Give back each entry unchanged, minus pictures.
----------
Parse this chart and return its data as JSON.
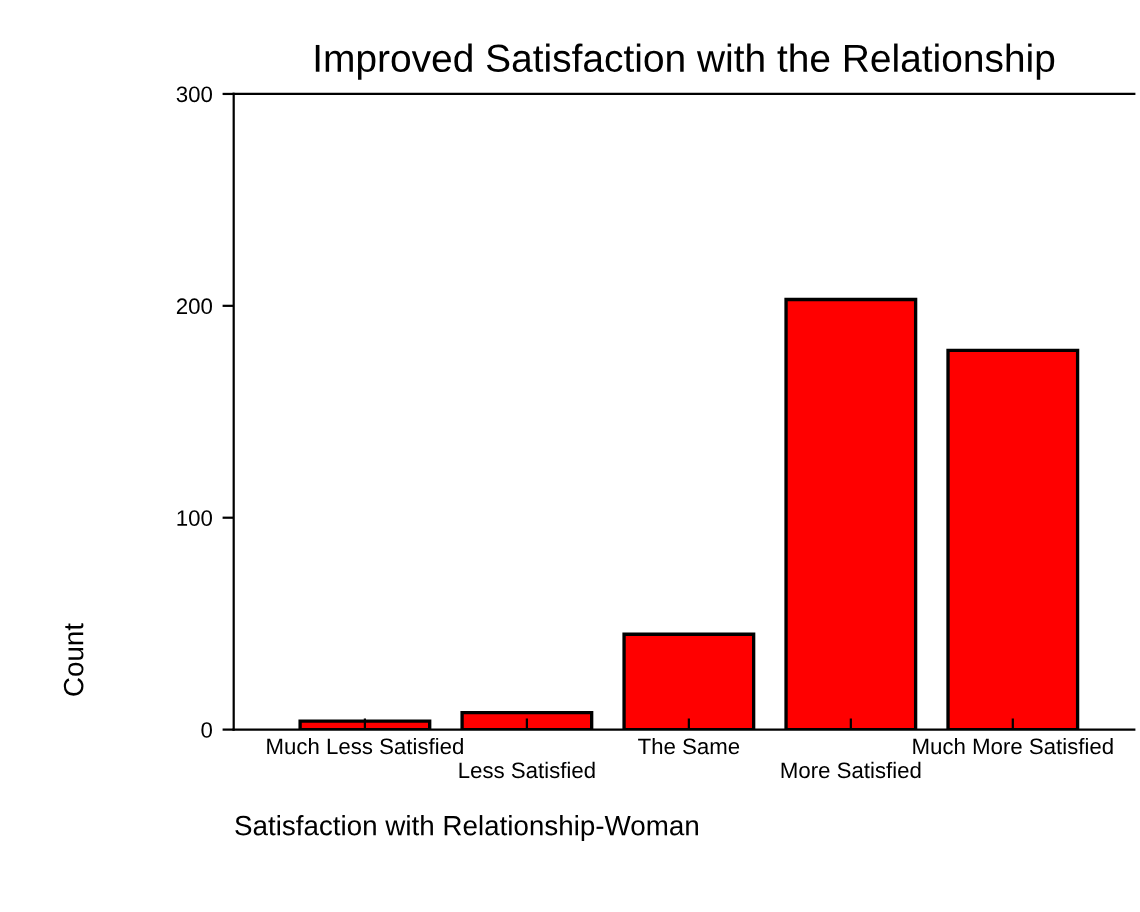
{
  "chart_data": {
    "type": "bar",
    "title": "Improved Satisfaction with the Relationship",
    "xlabel": "Satisfaction with Relationship-Woman",
    "ylabel": "Count",
    "categories": [
      "Much Less Satisfied",
      "Less Satisfied",
      "The Same",
      "More Satisfied",
      "Much More Satisfied"
    ],
    "values": [
      4,
      8,
      45,
      203,
      179
    ],
    "color": "#ff0000",
    "ylim": [
      0,
      300
    ],
    "yticks": [
      0,
      100,
      200,
      300
    ],
    "grid": false
  }
}
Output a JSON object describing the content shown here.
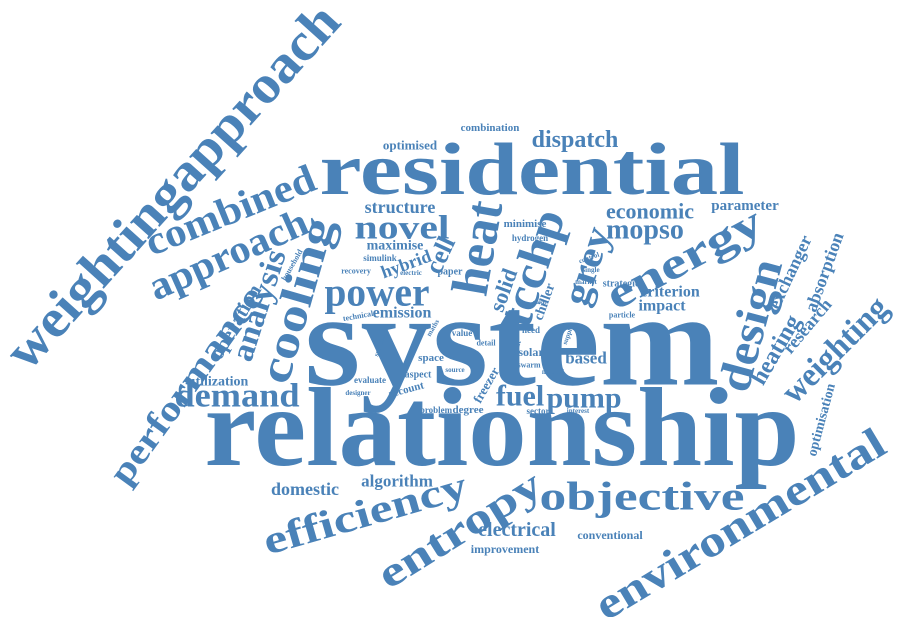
----------
▸ EXERCISE OUTPUT
Parse this chart and return its data as JSON.
{
  "chart_data": {
    "type": "bar",
    "title": "Improved Satisfaction with the Relationship",
    "xlabel": "Satisfaction with Relationship-Woman",
    "ylabel": "Count",
    "categories": [
      "Much Less Satisfied",
      "Less Satisfied",
      "The Same",
      "More Satisfied",
      "Much More Satisfied"
    ],
    "values": [
      4,
      8,
      45,
      203,
      179
    ],
    "color": "#ff0000",
    "ylim": [
      0,
      300
    ],
    "yticks": [
      0,
      100,
      200,
      300
    ],
    "grid": false
  }
}
Output a JSON object describing the content shown here.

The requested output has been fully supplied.